Labeled box data

------------------------------------

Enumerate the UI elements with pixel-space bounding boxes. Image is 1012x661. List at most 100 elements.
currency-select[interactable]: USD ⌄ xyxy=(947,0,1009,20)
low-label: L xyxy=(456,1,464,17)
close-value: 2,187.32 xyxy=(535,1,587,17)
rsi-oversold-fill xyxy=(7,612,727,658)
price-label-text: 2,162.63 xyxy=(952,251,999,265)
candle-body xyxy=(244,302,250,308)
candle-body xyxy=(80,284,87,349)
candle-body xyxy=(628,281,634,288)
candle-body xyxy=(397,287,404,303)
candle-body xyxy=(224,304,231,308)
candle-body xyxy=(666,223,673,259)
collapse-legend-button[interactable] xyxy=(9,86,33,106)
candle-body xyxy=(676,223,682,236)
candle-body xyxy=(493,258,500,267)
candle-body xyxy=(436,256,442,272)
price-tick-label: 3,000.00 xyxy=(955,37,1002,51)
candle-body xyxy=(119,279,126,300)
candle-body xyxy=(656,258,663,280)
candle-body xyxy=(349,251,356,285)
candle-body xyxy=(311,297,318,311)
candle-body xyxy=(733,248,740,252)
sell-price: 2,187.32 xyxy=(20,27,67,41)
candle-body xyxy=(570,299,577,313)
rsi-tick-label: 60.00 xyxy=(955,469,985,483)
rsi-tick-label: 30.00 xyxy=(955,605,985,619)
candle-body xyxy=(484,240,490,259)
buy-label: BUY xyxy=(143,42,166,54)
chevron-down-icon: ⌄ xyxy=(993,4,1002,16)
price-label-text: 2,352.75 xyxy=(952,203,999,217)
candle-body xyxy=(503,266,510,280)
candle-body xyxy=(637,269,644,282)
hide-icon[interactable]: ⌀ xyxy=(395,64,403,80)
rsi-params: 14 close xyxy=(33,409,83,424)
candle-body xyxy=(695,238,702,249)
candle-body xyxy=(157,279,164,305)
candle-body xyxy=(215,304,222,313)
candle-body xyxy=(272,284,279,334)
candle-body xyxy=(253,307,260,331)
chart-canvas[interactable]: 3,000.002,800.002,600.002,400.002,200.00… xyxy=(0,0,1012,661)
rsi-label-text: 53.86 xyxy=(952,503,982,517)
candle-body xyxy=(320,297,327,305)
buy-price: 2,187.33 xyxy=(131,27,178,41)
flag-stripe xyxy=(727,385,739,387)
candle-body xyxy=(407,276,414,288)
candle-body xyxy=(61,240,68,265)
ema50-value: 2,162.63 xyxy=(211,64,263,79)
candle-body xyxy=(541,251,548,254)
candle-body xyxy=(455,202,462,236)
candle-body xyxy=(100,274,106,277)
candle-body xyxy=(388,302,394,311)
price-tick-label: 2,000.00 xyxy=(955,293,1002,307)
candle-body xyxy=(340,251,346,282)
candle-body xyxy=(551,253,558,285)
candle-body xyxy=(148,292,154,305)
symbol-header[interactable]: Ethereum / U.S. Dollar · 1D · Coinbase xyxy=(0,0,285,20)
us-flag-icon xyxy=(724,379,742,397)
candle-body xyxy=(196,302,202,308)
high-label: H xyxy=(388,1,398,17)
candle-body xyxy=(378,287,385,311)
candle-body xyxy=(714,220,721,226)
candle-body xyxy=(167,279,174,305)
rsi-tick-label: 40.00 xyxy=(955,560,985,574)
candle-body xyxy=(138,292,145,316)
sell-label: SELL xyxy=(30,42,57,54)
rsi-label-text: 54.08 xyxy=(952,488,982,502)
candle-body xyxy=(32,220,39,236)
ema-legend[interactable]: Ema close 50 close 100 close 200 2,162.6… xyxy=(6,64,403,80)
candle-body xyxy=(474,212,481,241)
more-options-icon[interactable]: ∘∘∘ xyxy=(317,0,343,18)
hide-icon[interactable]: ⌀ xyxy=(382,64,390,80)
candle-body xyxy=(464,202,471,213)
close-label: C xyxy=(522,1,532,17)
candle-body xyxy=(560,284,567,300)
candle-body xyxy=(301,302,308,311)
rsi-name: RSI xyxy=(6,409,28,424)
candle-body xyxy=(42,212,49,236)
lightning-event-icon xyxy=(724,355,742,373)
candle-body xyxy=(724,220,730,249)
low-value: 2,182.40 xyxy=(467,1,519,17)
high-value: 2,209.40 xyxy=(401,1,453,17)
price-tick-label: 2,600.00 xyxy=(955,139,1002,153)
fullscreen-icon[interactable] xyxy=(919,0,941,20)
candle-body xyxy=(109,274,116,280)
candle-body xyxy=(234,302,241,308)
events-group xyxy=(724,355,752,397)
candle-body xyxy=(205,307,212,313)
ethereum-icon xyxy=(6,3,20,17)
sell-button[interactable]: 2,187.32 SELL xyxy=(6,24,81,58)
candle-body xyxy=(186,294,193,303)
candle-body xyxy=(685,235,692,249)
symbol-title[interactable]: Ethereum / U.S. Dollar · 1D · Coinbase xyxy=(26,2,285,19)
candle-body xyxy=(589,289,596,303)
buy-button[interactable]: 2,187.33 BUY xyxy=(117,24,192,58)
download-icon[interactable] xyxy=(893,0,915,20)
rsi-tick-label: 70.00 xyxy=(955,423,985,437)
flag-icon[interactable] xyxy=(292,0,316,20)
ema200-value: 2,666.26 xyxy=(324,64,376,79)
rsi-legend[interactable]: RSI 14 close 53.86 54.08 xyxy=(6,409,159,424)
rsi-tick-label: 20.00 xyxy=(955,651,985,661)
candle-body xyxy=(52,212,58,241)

------------------------------------

- STATED GOAL -
Transcribe these lines word for word, with nothing changed.

- EXPECTED OUTPUT -
Enumerate the UI elements with pixel-space bounding boxes. Image is 1012x661. List at most 100 elements.
currency-select[interactable]: USD ⌄ xyxy=(947,0,1009,20)
low-label: L xyxy=(456,1,464,17)
close-value: 2,187.32 xyxy=(535,1,587,17)
rsi-oversold-fill xyxy=(7,612,727,658)
price-label-text: 2,162.63 xyxy=(952,251,999,265)
candle-body xyxy=(244,302,250,308)
candle-body xyxy=(80,284,87,349)
candle-body xyxy=(628,281,634,288)
candle-body xyxy=(397,287,404,303)
candle-body xyxy=(224,304,231,308)
candle-body xyxy=(666,223,673,259)
collapse-legend-button[interactable] xyxy=(9,86,33,106)
candle-body xyxy=(676,223,682,236)
candle-body xyxy=(493,258,500,267)
candle-body xyxy=(436,256,442,272)
price-tick-label: 3,000.00 xyxy=(955,37,1002,51)
candle-body xyxy=(119,279,126,300)
candle-body xyxy=(656,258,663,280)
candle-body xyxy=(349,251,356,285)
candle-body xyxy=(311,297,318,311)
candle-body xyxy=(733,248,740,252)
sell-price: 2,187.32 xyxy=(20,27,67,41)
candle-body xyxy=(570,299,577,313)
rsi-tick-label: 60.00 xyxy=(955,469,985,483)
rsi-tick-label: 30.00 xyxy=(955,605,985,619)
candle-body xyxy=(484,240,490,259)
buy-label: BUY xyxy=(143,42,166,54)
chevron-down-icon: ⌄ xyxy=(993,4,1002,16)
price-label-text: 2,352.75 xyxy=(952,203,999,217)
candle-body xyxy=(503,266,510,280)
candle-body xyxy=(637,269,644,282)
hide-icon[interactable]: ⌀ xyxy=(395,64,403,80)
rsi-params: 14 close xyxy=(33,409,83,424)
candle-body xyxy=(695,238,702,249)
candle-body xyxy=(157,279,164,305)
candle-body xyxy=(215,304,222,313)
candle-body xyxy=(272,284,279,334)
candle-body xyxy=(253,307,260,331)
chart-canvas[interactable]: 3,000.002,800.002,600.002,400.002,200.00… xyxy=(0,0,1012,661)
rsi-label-text: 53.86 xyxy=(952,503,982,517)
candle-body xyxy=(320,297,327,305)
buy-price: 2,187.33 xyxy=(131,27,178,41)
flag-stripe xyxy=(727,385,739,387)
candle-body xyxy=(407,276,414,288)
candle-body xyxy=(61,240,68,265)
ema50-value: 2,162.63 xyxy=(211,64,263,79)
candle-body xyxy=(541,251,548,254)
candle-body xyxy=(455,202,462,236)
candle-body xyxy=(100,274,106,277)
candle-body xyxy=(388,302,394,311)
price-tick-label: 2,000.00 xyxy=(955,293,1002,307)
candle-body xyxy=(340,251,346,282)
candle-body xyxy=(551,253,558,285)
candle-body xyxy=(148,292,154,305)
symbol-header[interactable]: Ethereum / U.S. Dollar · 1D · Coinbase xyxy=(0,0,285,20)
us-flag-icon xyxy=(724,379,742,397)
candle-body xyxy=(196,302,202,308)
high-label: H xyxy=(388,1,398,17)
candle-body xyxy=(378,287,385,311)
candle-body xyxy=(714,220,721,226)
candle-body xyxy=(167,279,174,305)
rsi-tick-label: 40.00 xyxy=(955,560,985,574)
candle-body xyxy=(138,292,145,316)
sell-label: SELL xyxy=(30,42,57,54)
rsi-label-text: 54.08 xyxy=(952,488,982,502)
candle-body xyxy=(32,220,39,236)
ema-legend[interactable]: Ema close 50 close 100 close 200 2,162.6… xyxy=(6,64,403,80)
candle-body xyxy=(474,212,481,241)
more-options-icon[interactable]: ∘∘∘ xyxy=(317,0,343,18)
hide-icon[interactable]: ⌀ xyxy=(382,64,390,80)
candle-body xyxy=(464,202,471,213)
close-label: C xyxy=(522,1,532,17)
candle-body xyxy=(560,284,567,300)
candle-body xyxy=(301,302,308,311)
rsi-name: RSI xyxy=(6,409,28,424)
candle-body xyxy=(42,212,49,236)
lightning-event-icon xyxy=(724,355,742,373)
candle-body xyxy=(724,220,730,249)
low-value: 2,182.40 xyxy=(467,1,519,17)
high-value: 2,209.40 xyxy=(401,1,453,17)
price-tick-label: 2,600.00 xyxy=(955,139,1002,153)
fullscreen-icon[interactable] xyxy=(919,0,941,20)
candle-body xyxy=(109,274,116,280)
candle-body xyxy=(234,302,241,308)
events-group xyxy=(724,355,752,397)
candle-body xyxy=(205,307,212,313)
ethereum-icon xyxy=(6,3,20,17)
sell-button[interactable]: 2,187.32 SELL xyxy=(6,24,81,58)
candle-body xyxy=(186,294,193,303)
candle-body xyxy=(685,235,692,249)
symbol-title[interactable]: Ethereum / U.S. Dollar · 1D · Coinbase xyxy=(26,2,285,19)
candle-body xyxy=(589,289,596,303)
buy-button[interactable]: 2,187.33 BUY xyxy=(117,24,192,58)
download-icon[interactable] xyxy=(893,0,915,20)
rsi-tick-label: 70.00 xyxy=(955,423,985,437)
flag-icon[interactable] xyxy=(292,0,316,20)
ema200-value: 2,666.26 xyxy=(324,64,376,79)
rsi-legend[interactable]: RSI 14 close 53.86 54.08 xyxy=(6,409,159,424)
rsi-tick-label: 20.00 xyxy=(955,651,985,661)
candle-body xyxy=(52,212,58,241)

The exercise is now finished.